Passage cité ▸
------------------------------

L'ecorce precede le fruit
Il faut se situer selon l’optique Cabaliste qui dit klipa kodemet lapri (l’écorce précède le fruit) et qui indique que tout phénomène positif a une première version nocive. D’une certaine manière, ce qui est en train de se passer de nos jours, c’est l’établissement d’un débat. C’est vrai que ce débat prend une forme violente, on pourrait dire, même, anti-démocratique, qui utilise les moyens du pouvoir, mais qui n’utilise pas les normes démocratique. Mais ça peut devenir également un débat. A ce propos je voudrais dire qu’il est parfois nécessaire que les parties en présence ne se comprennent pas. Parce que si elles se comprenaient trop, elles ne pourraient pas agir.

------------------------------

Données enregistrées ▸
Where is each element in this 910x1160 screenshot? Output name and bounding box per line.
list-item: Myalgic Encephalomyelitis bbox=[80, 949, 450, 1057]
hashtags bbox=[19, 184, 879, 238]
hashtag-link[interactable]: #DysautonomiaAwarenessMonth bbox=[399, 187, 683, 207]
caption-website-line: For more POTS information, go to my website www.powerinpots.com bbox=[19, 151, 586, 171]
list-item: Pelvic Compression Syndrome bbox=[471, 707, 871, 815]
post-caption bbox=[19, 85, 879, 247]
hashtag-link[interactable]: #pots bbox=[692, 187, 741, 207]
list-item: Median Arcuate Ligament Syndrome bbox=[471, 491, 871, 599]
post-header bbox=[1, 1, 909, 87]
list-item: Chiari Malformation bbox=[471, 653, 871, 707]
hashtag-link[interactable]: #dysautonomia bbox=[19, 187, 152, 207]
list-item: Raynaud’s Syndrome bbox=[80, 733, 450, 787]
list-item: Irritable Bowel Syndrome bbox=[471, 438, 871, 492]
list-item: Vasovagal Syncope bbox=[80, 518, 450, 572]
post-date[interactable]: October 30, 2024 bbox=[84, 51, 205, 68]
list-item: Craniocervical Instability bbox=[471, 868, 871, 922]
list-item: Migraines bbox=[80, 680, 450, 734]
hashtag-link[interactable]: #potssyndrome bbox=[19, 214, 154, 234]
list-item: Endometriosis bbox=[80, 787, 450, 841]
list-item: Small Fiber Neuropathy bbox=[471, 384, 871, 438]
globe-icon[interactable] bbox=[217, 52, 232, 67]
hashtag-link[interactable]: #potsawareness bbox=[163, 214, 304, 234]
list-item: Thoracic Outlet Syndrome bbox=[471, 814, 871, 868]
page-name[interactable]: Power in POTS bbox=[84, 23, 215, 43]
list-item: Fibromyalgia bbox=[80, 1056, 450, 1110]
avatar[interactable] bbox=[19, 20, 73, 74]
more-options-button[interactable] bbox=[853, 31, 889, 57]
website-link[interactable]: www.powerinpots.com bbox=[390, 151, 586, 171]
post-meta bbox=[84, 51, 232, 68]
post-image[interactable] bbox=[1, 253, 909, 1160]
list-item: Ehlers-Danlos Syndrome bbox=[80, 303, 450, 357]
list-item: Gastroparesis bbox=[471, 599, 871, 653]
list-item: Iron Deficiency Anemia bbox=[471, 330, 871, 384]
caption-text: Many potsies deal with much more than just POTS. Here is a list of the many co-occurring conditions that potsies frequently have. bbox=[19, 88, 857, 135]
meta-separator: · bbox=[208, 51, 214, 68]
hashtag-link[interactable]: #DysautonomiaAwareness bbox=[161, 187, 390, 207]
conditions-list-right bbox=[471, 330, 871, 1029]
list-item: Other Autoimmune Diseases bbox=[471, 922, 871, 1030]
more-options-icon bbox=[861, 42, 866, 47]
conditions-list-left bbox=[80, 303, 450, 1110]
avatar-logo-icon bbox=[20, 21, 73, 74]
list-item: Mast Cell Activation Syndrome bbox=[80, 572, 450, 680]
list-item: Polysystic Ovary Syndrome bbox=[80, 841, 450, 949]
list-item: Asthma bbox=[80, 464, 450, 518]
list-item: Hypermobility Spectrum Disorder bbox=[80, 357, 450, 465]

------------------------------

Consigne 1 ▸
Recopiez mot pour mot le passage sur l'écorce et le fruit, depuis « L'ecorce precede le » jusqu'à « pourraient pas agir. » inclus.
Consigne 2 ▸
D'après le passage sur l'écorce et le fruit, les affirmations suivantes sont-elles exactes ? (a) L'optique cabaliste indique que tout phénomène positif a d'abord une version nocive. (b) Le débat actuel est décrit comme respectueux de la démocratie. (c) Il est parfois nécessaire que les parties en présence ne se comprennent pas. Répondez par oui ou par non pour chacune, en citant à l'identique les mots du texte qui tranchent.
Appuyez-vous uniquement sur le texte pour répondre.

Réponse rédigée 1 ▸
L'ecorce precede le fruit
Il faut se situer selon l’optique Cabaliste qui dit klipa kodemet lapri (l’écorce précède le fruit) et qui indique que tout phénomène positif a une première version nocive. D’une certaine manière, ce qui est en train de se passer de nos jours, c’est l’établissement d’un débat. C’est vrai que ce débat prend une forme violente, on pourrait dire, même, anti-démocratique, qui utilise les moyens du pouvoir, mais qui n’utilise pas les normes démocratique. Mais ça peut devenir également un débat. A ce propos je voudrais dire qu’il est parfois nécessaire que les parties en présence ne se comprennent pas. Parce que si elles se comprenaient trop, elles ne pourraient pas agir.

Réponse rédigée 2 ▸
(a) Oui : « tout phénomène positif a une première version nocive ».
(b) Non : « on pourrait dire, même, anti-démocratique ».
(c) Oui : « il est parfois nécessaire que les parties en présence ne se comprennent pas ».